--- DATA SUPPLIED ---
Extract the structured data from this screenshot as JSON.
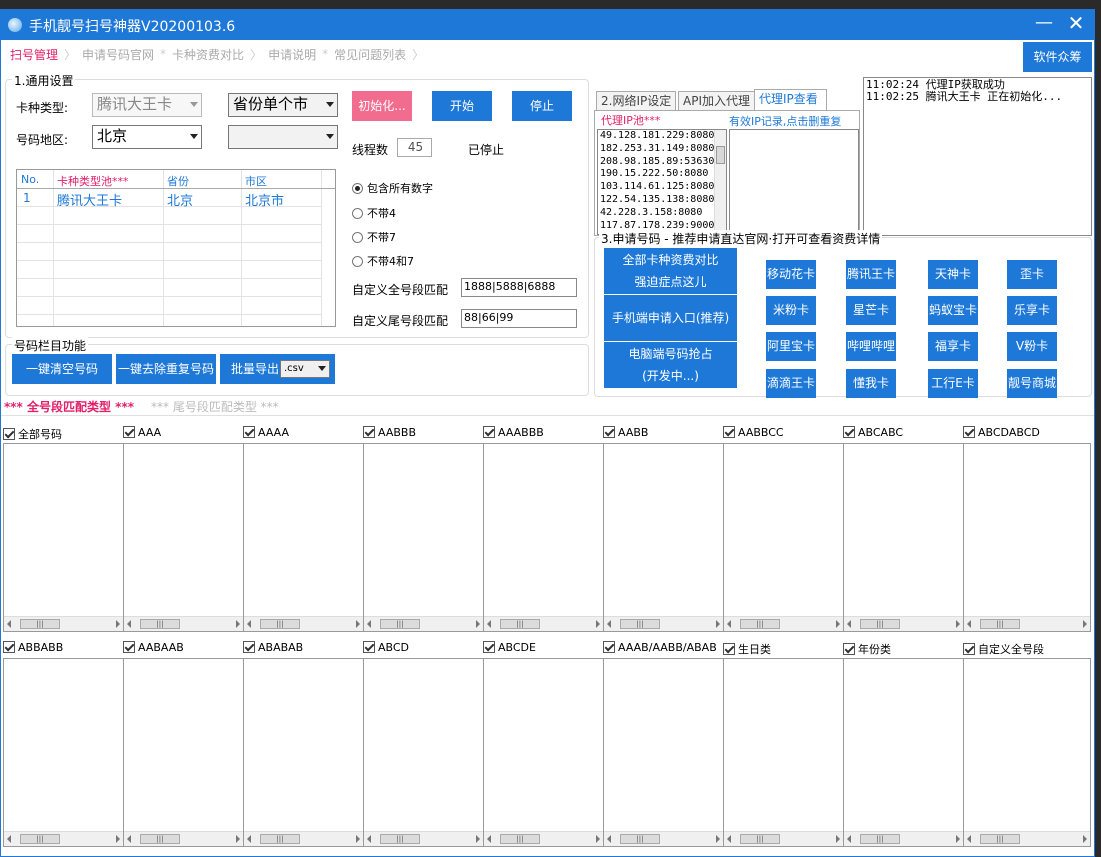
{
  "window": {
    "title": "手机靓号扫号神器V20200103.6",
    "minimize": "—",
    "close": "✕"
  },
  "nav": {
    "tabs": [
      "扫号管理",
      "申请号码官网",
      "卡种资费对比",
      "申请说明",
      "常见问题列表"
    ],
    "separators": [
      "*",
      "*"
    ],
    "donate": "软件众筹"
  },
  "general": {
    "title": "1.通用设置",
    "card_type_label": "卡种类型:",
    "card_type_value": "腾讯大王卡",
    "province_mode": "省份单个市",
    "region_label": "号码地区:",
    "region_value": "北京",
    "city_value": "",
    "init_button": "初始化...",
    "start_button": "开始",
    "stop_button": "停止",
    "threads_label": "线程数",
    "threads_value": "45",
    "status": "已停止",
    "table": {
      "headers": [
        "No.",
        "卡种类型池***",
        "省份",
        "市区"
      ],
      "rows": [
        [
          "1",
          "腾讯大王卡",
          "北京",
          "北京市"
        ]
      ]
    },
    "radios": [
      "包含所有数字",
      "不带4",
      "不带7",
      "不带4和7"
    ],
    "custom_full_label": "自定义全号段匹配",
    "custom_full_value": "1888|5888|6888",
    "custom_tail_label": "自定义尾号段匹配",
    "custom_tail_value": "88|66|99"
  },
  "numbar": {
    "title": "号码栏目功能",
    "clear_button": "一键清空号码",
    "dedupe_button": "一键去除重复号码",
    "export_button": "批量导出",
    "export_format": ".csv"
  },
  "ip": {
    "tabs": [
      "2.网络IP设定",
      "API加入代理",
      "代理IP查看"
    ],
    "pool_label": "代理IP池***",
    "pool": [
      "49.128.181.229:8080",
      "182.253.31.149:8080",
      "208.98.185.89:53630",
      "190.15.222.50:8080",
      "103.114.61.125:8080",
      "122.54.135.138:8080",
      "42.228.3.158:8080",
      "117.87.178.239:9000"
    ],
    "valid_label": "有效IP记录,点击删重复"
  },
  "log": [
    "11:02:24 代理IP获取成功",
    "11:02:25 腾讯大王卡 正在初始化..."
  ],
  "apply": {
    "title": "3.申请号码 - 推荐申请直达官网·打开可查看资费详情",
    "big1": [
      "全部卡种资费对比",
      "强迫症点这儿"
    ],
    "big2": "手机端申请入口(推荐)",
    "big3": [
      "电脑端号码抢占",
      "(开发中...)"
    ],
    "cards": [
      "移动花卡",
      "腾讯王卡",
      "天神卡",
      "歪卡",
      "米粉卡",
      "星芒卡",
      "蚂蚁宝卡",
      "乐享卡",
      "阿里宝卡",
      "哔哩哔哩",
      "福享卡",
      "V粉卡",
      "滴滴王卡",
      "懂我卡",
      "工行E卡",
      "靓号商城"
    ]
  },
  "match_tabs": {
    "active": "*** 全号段匹配类型 ***",
    "inactive": "*** 尾号段匹配类型 ***"
  },
  "row1": [
    "全部号码",
    "AAA",
    "AAAA",
    "AABBB",
    "AAABBB",
    "AABB",
    "AABBCC",
    "ABCABC",
    "ABCDABCD"
  ],
  "row2": [
    "ABBABB",
    "AABAAB",
    "ABABAB",
    "ABCD",
    "ABCDE",
    "AAAB/AABB/ABAB",
    "生日类",
    "年份类",
    "自定义全号段"
  ],
  "colors": {
    "accent": "#1e78d7",
    "pink": "#e21f6a"
  }
}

--- TASK DESCRIPTION ---
Write out each entry exactly as given, omitting any picture.

--- WRITTEN ANSWER ---
Extract the structured data from this screenshot as JSON.
{
  "window": {
    "title": "手机靓号扫号神器V20200103.6",
    "minimize": "—",
    "close": "✕"
  },
  "nav": {
    "tabs": [
      "扫号管理",
      "申请号码官网",
      "卡种资费对比",
      "申请说明",
      "常见问题列表"
    ],
    "separators": [
      "*",
      "*"
    ],
    "donate": "软件众筹"
  },
  "general": {
    "title": "1.通用设置",
    "card_type_label": "卡种类型:",
    "card_type_value": "腾讯大王卡",
    "province_mode": "省份单个市",
    "region_label": "号码地区:",
    "region_value": "北京",
    "city_value": "",
    "init_button": "初始化...",
    "start_button": "开始",
    "stop_button": "停止",
    "threads_label": "线程数",
    "threads_value": "45",
    "status": "已停止",
    "table": {
      "headers": [
        "No.",
        "卡种类型池***",
        "省份",
        "市区"
      ],
      "rows": [
        [
          "1",
          "腾讯大王卡",
          "北京",
          "北京市"
        ]
      ]
    },
    "radios": [
      "包含所有数字",
      "不带4",
      "不带7",
      "不带4和7"
    ],
    "custom_full_label": "自定义全号段匹配",
    "custom_full_value": "1888|5888|6888",
    "custom_tail_label": "自定义尾号段匹配",
    "custom_tail_value": "88|66|99"
  },
  "numbar": {
    "title": "号码栏目功能",
    "clear_button": "一键清空号码",
    "dedupe_button": "一键去除重复号码",
    "export_button": "批量导出",
    "export_format": ".csv"
  },
  "ip": {
    "tabs": [
      "2.网络IP设定",
      "API加入代理",
      "代理IP查看"
    ],
    "pool_label": "代理IP池***",
    "pool": [
      "49.128.181.229:8080",
      "182.253.31.149:8080",
      "208.98.185.89:53630",
      "190.15.222.50:8080",
      "103.114.61.125:8080",
      "122.54.135.138:8080",
      "42.228.3.158:8080",
      "117.87.178.239:9000"
    ],
    "valid_label": "有效IP记录,点击删重复"
  },
  "log": [
    "11:02:24 代理IP获取成功",
    "11:02:25 腾讯大王卡 正在初始化..."
  ],
  "apply": {
    "title": "3.申请号码 - 推荐申请直达官网·打开可查看资费详情",
    "big1": [
      "全部卡种资费对比",
      "强迫症点这儿"
    ],
    "big2": "手机端申请入口(推荐)",
    "big3": [
      "电脑端号码抢占",
      "(开发中...)"
    ],
    "cards": [
      "移动花卡",
      "腾讯王卡",
      "天神卡",
      "歪卡",
      "米粉卡",
      "星芒卡",
      "蚂蚁宝卡",
      "乐享卡",
      "阿里宝卡",
      "哔哩哔哩",
      "福享卡",
      "V粉卡",
      "滴滴王卡",
      "懂我卡",
      "工行E卡",
      "靓号商城"
    ]
  },
  "match_tabs": {
    "active": "*** 全号段匹配类型 ***",
    "inactive": "*** 尾号段匹配类型 ***"
  },
  "row1": [
    "全部号码",
    "AAA",
    "AAAA",
    "AABBB",
    "AAABBB",
    "AABB",
    "AABBCC",
    "ABCABC",
    "ABCDABCD"
  ],
  "row2": [
    "ABBABB",
    "AABAAB",
    "ABABAB",
    "ABCD",
    "ABCDE",
    "AAAB/AABB/ABAB",
    "生日类",
    "年份类",
    "自定义全号段"
  ],
  "colors": {
    "accent": "#1e78d7",
    "pink": "#e21f6a"
  }
}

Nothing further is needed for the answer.